Collected data

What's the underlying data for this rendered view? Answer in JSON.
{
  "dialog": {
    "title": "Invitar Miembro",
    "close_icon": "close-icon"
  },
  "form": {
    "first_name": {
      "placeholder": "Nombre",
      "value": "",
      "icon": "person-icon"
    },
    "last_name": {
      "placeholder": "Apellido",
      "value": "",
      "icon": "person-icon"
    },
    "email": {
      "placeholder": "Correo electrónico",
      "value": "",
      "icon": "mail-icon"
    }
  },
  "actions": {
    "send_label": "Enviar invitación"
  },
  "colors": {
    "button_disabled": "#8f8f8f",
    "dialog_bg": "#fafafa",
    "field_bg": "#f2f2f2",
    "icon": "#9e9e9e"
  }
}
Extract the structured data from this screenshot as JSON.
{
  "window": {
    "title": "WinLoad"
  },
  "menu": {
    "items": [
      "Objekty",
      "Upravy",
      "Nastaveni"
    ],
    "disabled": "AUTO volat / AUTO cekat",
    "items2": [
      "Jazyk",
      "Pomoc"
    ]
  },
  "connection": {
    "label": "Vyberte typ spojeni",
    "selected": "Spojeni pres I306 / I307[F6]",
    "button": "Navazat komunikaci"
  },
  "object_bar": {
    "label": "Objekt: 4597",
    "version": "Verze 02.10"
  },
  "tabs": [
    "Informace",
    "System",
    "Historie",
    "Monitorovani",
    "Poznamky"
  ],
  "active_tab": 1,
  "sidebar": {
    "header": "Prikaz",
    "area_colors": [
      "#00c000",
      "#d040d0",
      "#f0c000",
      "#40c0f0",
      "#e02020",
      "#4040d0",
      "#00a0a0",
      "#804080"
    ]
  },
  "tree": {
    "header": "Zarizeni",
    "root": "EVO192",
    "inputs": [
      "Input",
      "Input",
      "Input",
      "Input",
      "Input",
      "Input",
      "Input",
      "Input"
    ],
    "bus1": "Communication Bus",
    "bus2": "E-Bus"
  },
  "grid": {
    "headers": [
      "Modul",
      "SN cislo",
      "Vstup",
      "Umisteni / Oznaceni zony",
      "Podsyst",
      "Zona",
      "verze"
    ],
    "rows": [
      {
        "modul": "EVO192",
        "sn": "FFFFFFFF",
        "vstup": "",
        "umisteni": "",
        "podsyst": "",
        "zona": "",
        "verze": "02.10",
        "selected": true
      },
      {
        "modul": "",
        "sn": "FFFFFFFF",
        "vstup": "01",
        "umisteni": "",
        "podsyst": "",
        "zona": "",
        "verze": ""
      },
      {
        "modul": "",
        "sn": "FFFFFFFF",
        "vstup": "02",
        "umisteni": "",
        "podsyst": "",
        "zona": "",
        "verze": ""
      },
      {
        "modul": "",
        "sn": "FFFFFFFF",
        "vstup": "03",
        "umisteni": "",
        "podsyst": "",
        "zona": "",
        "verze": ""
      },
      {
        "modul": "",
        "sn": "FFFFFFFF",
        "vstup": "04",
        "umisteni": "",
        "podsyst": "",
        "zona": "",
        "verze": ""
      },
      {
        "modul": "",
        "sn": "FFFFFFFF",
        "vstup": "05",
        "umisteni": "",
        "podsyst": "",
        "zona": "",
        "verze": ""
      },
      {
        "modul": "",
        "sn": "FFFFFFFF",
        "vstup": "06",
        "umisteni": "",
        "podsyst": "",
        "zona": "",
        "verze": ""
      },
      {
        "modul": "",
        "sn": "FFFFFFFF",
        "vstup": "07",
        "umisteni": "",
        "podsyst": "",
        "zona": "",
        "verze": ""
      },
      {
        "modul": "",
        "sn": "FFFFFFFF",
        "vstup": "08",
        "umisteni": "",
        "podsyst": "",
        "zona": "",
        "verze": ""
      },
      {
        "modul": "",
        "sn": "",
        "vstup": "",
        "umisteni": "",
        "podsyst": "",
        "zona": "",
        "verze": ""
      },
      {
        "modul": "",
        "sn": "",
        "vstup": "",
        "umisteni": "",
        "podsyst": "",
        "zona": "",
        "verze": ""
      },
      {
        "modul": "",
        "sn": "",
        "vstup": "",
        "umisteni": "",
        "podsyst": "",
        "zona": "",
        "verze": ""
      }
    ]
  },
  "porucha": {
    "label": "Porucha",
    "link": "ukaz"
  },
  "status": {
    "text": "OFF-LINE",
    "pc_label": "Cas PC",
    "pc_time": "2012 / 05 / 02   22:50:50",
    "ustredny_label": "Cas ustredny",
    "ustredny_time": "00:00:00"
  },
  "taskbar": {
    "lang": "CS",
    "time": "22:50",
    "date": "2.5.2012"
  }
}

Prompt: The data above must be returned in full, exactly as written.

Written answer:
What's the underlying data for this rendered view? Answer in JSON.
{
  "dialog": {
    "title": "Invitar Miembro",
    "close_icon": "close-icon"
  },
  "form": {
    "first_name": {
      "placeholder": "Nombre",
      "value": "",
      "icon": "person-icon"
    },
    "last_name": {
      "placeholder": "Apellido",
      "value": "",
      "icon": "person-icon"
    },
    "email": {
      "placeholder": "Correo electrónico",
      "value": "",
      "icon": "mail-icon"
    }
  },
  "actions": {
    "send_label": "Enviar invitación"
  },
  "colors": {
    "button_disabled": "#8f8f8f",
    "dialog_bg": "#fafafa",
    "field_bg": "#f2f2f2",
    "icon": "#9e9e9e"
  }
}
Extract the structured data from this screenshot as JSON.
{
  "window": {
    "title": "WinLoad"
  },
  "menu": {
    "items": [
      "Objekty",
      "Upravy",
      "Nastaveni"
    ],
    "disabled": "AUTO volat / AUTO cekat",
    "items2": [
      "Jazyk",
      "Pomoc"
    ]
  },
  "connection": {
    "label": "Vyberte typ spojeni",
    "selected": "Spojeni pres I306 / I307[F6]",
    "button": "Navazat komunikaci"
  },
  "object_bar": {
    "label": "Objekt: 4597",
    "version": "Verze 02.10"
  },
  "tabs": [
    "Informace",
    "System",
    "Historie",
    "Monitorovani",
    "Poznamky"
  ],
  "active_tab": 1,
  "sidebar": {
    "header": "Prikaz",
    "area_colors": [
      "#00c000",
      "#d040d0",
      "#f0c000",
      "#40c0f0",
      "#e02020",
      "#4040d0",
      "#00a0a0",
      "#804080"
    ]
  },
  "tree": {
    "header": "Zarizeni",
    "root": "EVO192",
    "inputs": [
      "Input",
      "Input",
      "Input",
      "Input",
      "Input",
      "Input",
      "Input",
      "Input"
    ],
    "bus1": "Communication Bus",
    "bus2": "E-Bus"
  },
  "grid": {
    "headers": [
      "Modul",
      "SN cislo",
      "Vstup",
      "Umisteni / Oznaceni zony",
      "Podsyst",
      "Zona",
      "verze"
    ],
    "rows": [
      {
        "modul": "EVO192",
        "sn": "FFFFFFFF",
        "vstup": "",
        "umisteni": "",
        "podsyst": "",
        "zona": "",
        "verze": "02.10",
        "selected": true
      },
      {
        "modul": "",
        "sn": "FFFFFFFF",
        "vstup": "01",
        "umisteni": "",
        "podsyst": "",
        "zona": "",
        "verze": ""
      },
      {
        "modul": "",
        "sn": "FFFFFFFF",
        "vstup": "02",
        "umisteni": "",
        "podsyst": "",
        "zona": "",
        "verze": ""
      },
      {
        "modul": "",
        "sn": "FFFFFFFF",
        "vstup": "03",
        "umisteni": "",
        "podsyst": "",
        "zona": "",
        "verze": ""
      },
      {
        "modul": "",
        "sn": "FFFFFFFF",
        "vstup": "04",
        "umisteni": "",
        "podsyst": "",
        "zona": "",
        "verze": ""
      },
      {
        "modul": "",
        "sn": "FFFFFFFF",
        "vstup": "05",
        "umisteni": "",
        "podsyst": "",
        "zona": "",
        "verze": ""
      },
      {
        "modul": "",
        "sn": "FFFFFFFF",
        "vstup": "06",
        "umisteni": "",
        "podsyst": "",
        "zona": "",
        "verze": ""
      },
      {
        "modul": "",
        "sn": "FFFFFFFF",
        "vstup": "07",
        "umisteni": "",
        "podsyst": "",
        "zona": "",
        "verze": ""
      },
      {
        "modul": "",
        "sn": "FFFFFFFF",
        "vstup": "08",
        "umisteni": "",
        "podsyst": "",
        "zona": "",
        "verze": ""
      },
      {
        "modul": "",
        "sn": "",
        "vstup": "",
        "umisteni": "",
        "podsyst": "",
        "zona": "",
        "verze": ""
      },
      {
        "modul": "",
        "sn": "",
        "vstup": "",
        "umisteni": "",
        "podsyst": "",
        "zona": "",
        "verze": ""
      },
      {
        "modul": "",
        "sn": "",
        "vstup": "",
        "umisteni": "",
        "podsyst": "",
        "zona": "",
        "verze": ""
      }
    ]
  },
  "porucha": {
    "label": "Porucha",
    "link": "ukaz"
  },
  "status": {
    "text": "OFF-LINE",
    "pc_label": "Cas PC",
    "pc_time": "2012 / 05 / 02   22:50:50",
    "ustredny_label": "Cas ustredny",
    "ustredny_time": "00:00:00"
  },
  "taskbar": {
    "lang": "CS",
    "time": "22:50",
    "date": "2.5.2012"
  }
}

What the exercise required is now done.